(Dataset entries)
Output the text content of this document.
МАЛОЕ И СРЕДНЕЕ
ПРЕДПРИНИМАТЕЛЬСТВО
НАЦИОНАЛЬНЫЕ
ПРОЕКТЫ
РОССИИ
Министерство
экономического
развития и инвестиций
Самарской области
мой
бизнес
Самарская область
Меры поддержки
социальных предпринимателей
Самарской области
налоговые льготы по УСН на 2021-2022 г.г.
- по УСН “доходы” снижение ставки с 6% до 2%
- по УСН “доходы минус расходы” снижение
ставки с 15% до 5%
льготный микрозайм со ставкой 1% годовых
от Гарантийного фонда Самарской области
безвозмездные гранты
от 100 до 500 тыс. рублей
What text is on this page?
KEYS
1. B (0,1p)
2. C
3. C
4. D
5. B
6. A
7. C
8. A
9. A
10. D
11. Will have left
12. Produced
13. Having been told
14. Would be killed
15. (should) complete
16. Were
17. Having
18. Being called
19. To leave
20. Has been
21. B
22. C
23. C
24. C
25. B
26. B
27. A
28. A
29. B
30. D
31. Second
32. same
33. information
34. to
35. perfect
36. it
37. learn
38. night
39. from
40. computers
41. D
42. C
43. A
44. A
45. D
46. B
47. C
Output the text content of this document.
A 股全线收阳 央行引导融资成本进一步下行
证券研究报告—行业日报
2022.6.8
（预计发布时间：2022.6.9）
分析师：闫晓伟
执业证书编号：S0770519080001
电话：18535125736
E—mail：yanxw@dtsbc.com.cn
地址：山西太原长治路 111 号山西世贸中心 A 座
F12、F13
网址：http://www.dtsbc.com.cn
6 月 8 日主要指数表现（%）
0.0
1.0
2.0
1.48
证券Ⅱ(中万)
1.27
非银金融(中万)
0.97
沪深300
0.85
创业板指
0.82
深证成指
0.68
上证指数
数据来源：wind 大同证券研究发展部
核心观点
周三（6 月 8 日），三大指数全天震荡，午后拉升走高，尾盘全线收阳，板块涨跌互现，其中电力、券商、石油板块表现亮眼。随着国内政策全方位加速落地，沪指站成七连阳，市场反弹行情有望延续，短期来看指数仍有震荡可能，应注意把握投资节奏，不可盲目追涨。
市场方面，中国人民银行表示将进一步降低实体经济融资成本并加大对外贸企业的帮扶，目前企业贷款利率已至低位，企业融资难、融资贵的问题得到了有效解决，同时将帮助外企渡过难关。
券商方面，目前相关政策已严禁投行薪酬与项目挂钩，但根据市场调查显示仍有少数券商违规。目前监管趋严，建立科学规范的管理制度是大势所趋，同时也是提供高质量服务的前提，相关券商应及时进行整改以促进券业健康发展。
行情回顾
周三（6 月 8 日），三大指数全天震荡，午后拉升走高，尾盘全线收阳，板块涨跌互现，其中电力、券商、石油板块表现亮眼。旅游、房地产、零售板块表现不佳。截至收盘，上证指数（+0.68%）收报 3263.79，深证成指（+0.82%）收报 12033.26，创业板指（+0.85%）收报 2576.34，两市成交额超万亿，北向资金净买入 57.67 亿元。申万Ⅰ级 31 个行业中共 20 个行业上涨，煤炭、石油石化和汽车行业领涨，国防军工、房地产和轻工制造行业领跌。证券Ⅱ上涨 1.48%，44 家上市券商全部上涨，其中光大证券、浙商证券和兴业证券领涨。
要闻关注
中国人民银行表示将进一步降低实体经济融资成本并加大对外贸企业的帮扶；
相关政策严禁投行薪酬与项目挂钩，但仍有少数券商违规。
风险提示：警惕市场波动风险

## [Exercise task]
Recopy all the lines exactly as they appear.

## [Written answer]
Output the text content of this document.
МАЛОЕ И СРЕДНЕЕ
ПРЕДПРИНИМАТЕЛЬСТВО
НАЦИОНАЛЬНЫЕ
ПРОЕКТЫ
РОССИИ
Министерство
экономического
развития и инвестиций
Самарской области
мой
бизнес
Самарская область
Меры поддержки
социальных предпринимателей
Самарской области
налоговые льготы по УСН на 2021-2022 г.г.
- по УСН “доходы” снижение ставки с 6% до 2%
- по УСН “доходы минус расходы” снижение
ставки с 15% до 5%
льготный микрозайм со ставкой 1% годовых
от Гарантийного фонда Самарской области
безвозмездные гранты
от 100 до 500 тыс. рублей
What text is on this page?
KEYS
1. B (0,1p)
2. C
3. C
4. D
5. B
6. A
7. C
8. A
9. A
10. D
11. Will have left
12. Produced
13. Having been told
14. Would be killed
15. (should) complete
16. Were
17. Having
18. Being called
19. To leave
20. Has been
21. B
22. C
23. C
24. C
25. B
26. B
27. A
28. A
29. B
30. D
31. Second
32. same
33. information
34. to
35. perfect
36. it
37. learn
38. night
39. from
40. computers
41. D
42. C
43. A
44. A
45. D
46. B
47. C
Output the text content of this document.
A 股全线收阳 央行引导融资成本进一步下行
证券研究报告—行业日报
2022.6.8
（预计发布时间：2022.6.9）
分析师：闫晓伟
执业证书编号：S0770519080001
电话：18535125736
E—mail：yanxw@dtsbc.com.cn
地址：山西太原长治路 111 号山西世贸中心 A 座
F12、F13
网址：http://www.dtsbc.com.cn
6 月 8 日主要指数表现（%）
0.0
1.0
2.0
1.48
证券Ⅱ(中万)
1.27
非银金融(中万)
0.97
沪深300
0.85
创业板指
0.82
深证成指
0.68
上证指数
数据来源：wind 大同证券研究发展部
核心观点
周三（6 月 8 日），三大指数全天震荡，午后拉升走高，尾盘全线收阳，板块涨跌互现，其中电力、券商、石油板块表现亮眼。随着国内政策全方位加速落地，沪指站成七连阳，市场反弹行情有望延续，短期来看指数仍有震荡可能，应注意把握投资节奏，不可盲目追涨。
市场方面，中国人民银行表示将进一步降低实体经济融资成本并加大对外贸企业的帮扶，目前企业贷款利率已至低位，企业融资难、融资贵的问题得到了有效解决，同时将帮助外企渡过难关。
券商方面，目前相关政策已严禁投行薪酬与项目挂钩，但根据市场调查显示仍有少数券商违规。目前监管趋严，建立科学规范的管理制度是大势所趋，同时也是提供高质量服务的前提，相关券商应及时进行整改以促进券业健康发展。
行情回顾
周三（6 月 8 日），三大指数全天震荡，午后拉升走高，尾盘全线收阳，板块涨跌互现，其中电力、券商、石油板块表现亮眼。旅游、房地产、零售板块表现不佳。截至收盘，上证指数（+0.68%）收报 3263.79，深证成指（+0.82%）收报 12033.26，创业板指（+0.85%）收报 2576.34，两市成交额超万亿，北向资金净买入 57.67 亿元。申万Ⅰ级 31 个行业中共 20 个行业上涨，煤炭、石油石化和汽车行业领涨，国防军工、房地产和轻工制造行业领跌。证券Ⅱ上涨 1.48%，44 家上市券商全部上涨，其中光大证券、浙商证券和兴业证券领涨。
要闻关注
中国人民银行表示将进一步降低实体经济融资成本并加大对外贸企业的帮扶；
相关政策严禁投行薪酬与项目挂钩，但仍有少数券商违规。
风险提示：警惕市场波动风险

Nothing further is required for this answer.